Filter this data down to the lines that hold "style", and copy them.

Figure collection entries
***

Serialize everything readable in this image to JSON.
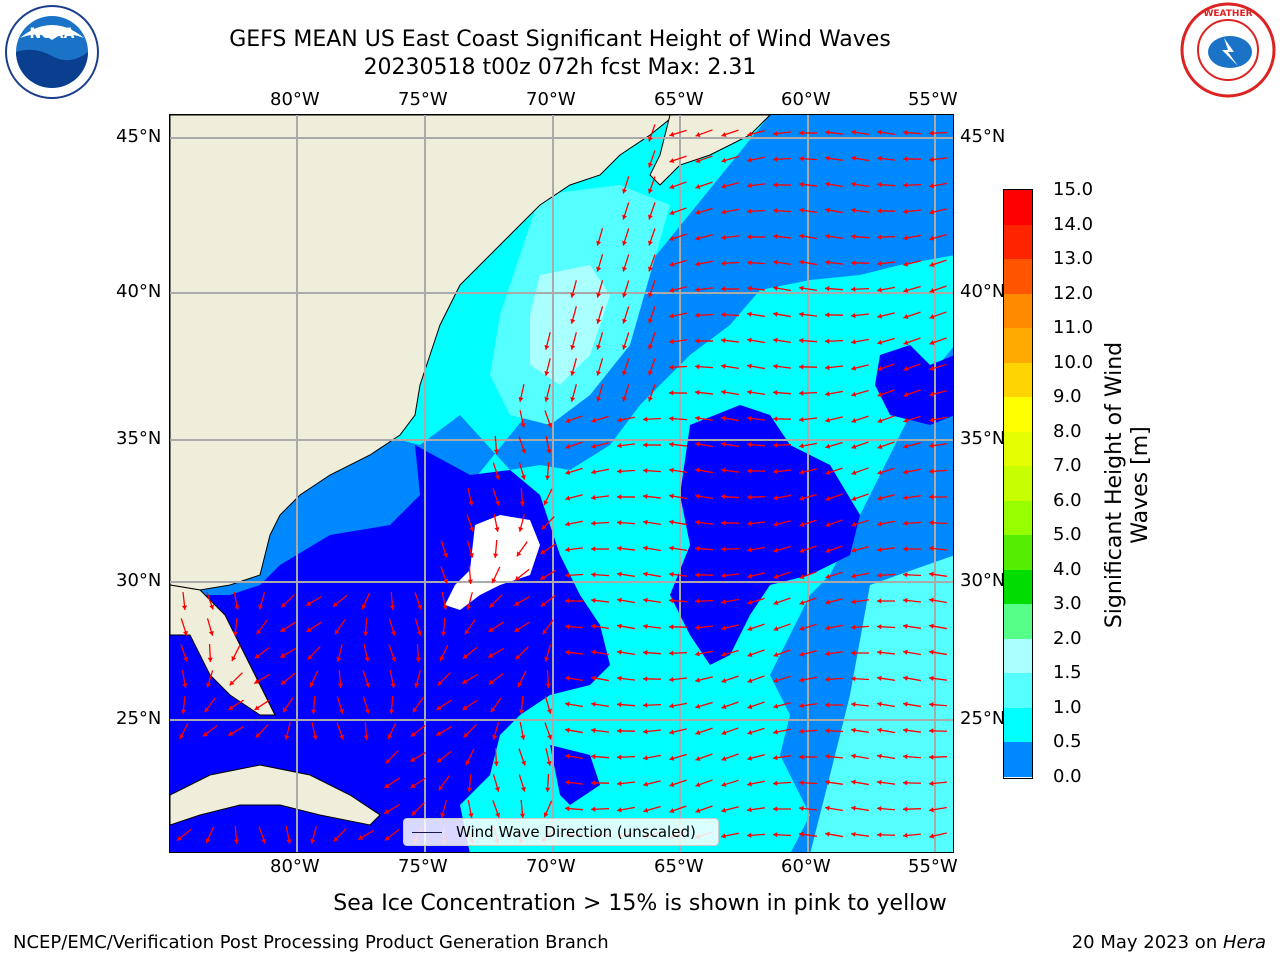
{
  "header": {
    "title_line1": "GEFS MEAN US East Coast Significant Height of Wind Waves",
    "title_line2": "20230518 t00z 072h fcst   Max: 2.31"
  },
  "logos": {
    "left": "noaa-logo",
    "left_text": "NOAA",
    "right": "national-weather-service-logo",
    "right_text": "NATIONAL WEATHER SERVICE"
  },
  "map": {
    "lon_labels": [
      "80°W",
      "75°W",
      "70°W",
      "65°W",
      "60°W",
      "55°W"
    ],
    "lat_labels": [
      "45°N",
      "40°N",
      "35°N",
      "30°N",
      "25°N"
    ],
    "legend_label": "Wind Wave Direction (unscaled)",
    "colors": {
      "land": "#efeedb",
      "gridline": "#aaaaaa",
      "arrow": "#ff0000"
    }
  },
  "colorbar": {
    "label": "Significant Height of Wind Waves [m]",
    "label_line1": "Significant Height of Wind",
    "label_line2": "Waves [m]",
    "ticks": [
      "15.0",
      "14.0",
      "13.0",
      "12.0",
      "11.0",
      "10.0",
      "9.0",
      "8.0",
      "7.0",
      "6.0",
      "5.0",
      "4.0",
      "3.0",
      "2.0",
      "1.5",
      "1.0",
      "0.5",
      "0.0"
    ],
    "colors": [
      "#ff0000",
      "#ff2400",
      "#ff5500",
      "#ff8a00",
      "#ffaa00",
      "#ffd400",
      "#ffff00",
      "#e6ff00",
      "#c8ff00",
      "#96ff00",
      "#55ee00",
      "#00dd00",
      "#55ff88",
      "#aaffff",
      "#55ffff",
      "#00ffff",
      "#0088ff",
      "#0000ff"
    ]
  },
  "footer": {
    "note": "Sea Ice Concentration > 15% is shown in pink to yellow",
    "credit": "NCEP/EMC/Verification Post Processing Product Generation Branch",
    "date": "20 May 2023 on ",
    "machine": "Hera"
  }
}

***

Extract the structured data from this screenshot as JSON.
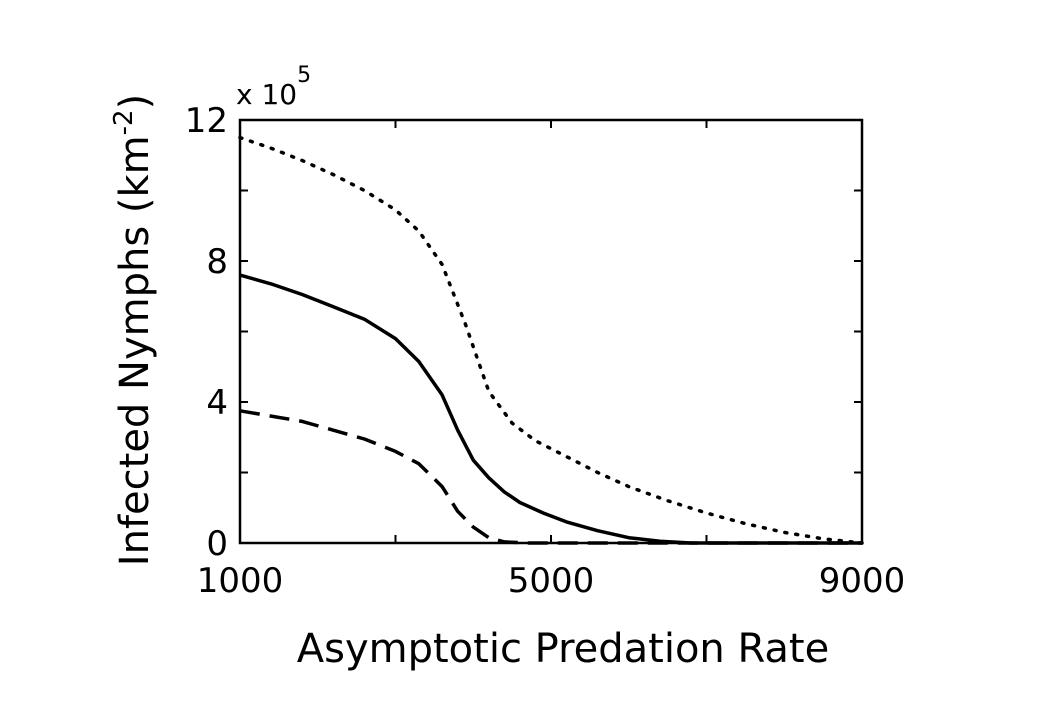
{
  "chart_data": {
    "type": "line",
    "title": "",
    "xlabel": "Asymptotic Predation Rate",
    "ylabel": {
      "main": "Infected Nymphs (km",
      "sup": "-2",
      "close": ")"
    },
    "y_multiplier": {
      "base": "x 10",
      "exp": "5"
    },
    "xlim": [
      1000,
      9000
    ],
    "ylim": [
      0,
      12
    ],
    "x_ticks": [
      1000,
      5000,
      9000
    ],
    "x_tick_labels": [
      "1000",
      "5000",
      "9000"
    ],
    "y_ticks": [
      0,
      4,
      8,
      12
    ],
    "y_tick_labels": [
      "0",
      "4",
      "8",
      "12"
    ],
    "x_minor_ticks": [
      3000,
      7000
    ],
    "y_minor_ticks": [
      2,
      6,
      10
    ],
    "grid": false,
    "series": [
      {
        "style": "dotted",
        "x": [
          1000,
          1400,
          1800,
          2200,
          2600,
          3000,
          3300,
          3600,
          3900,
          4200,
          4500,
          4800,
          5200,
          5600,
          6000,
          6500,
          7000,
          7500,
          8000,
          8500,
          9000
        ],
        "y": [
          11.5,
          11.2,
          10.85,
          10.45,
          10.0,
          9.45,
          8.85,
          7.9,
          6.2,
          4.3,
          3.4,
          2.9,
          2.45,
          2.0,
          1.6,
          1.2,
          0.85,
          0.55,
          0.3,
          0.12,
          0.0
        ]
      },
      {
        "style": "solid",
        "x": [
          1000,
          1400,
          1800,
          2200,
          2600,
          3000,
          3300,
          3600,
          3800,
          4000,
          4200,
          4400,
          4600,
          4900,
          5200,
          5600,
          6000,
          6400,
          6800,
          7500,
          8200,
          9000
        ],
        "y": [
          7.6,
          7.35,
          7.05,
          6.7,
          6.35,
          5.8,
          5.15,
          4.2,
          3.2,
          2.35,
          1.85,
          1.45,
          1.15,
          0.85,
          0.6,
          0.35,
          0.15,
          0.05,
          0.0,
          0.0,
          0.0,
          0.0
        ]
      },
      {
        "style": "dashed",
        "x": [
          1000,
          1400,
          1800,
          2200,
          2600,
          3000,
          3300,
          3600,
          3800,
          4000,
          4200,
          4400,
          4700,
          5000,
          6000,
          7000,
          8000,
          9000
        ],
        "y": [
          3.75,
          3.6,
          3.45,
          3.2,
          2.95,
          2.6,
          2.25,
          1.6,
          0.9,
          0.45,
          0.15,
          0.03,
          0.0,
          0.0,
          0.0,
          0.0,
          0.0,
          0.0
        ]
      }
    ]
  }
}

***

* [Task output]:
        "style": "dotted",
        "style": "solid",
        "style": "dashed",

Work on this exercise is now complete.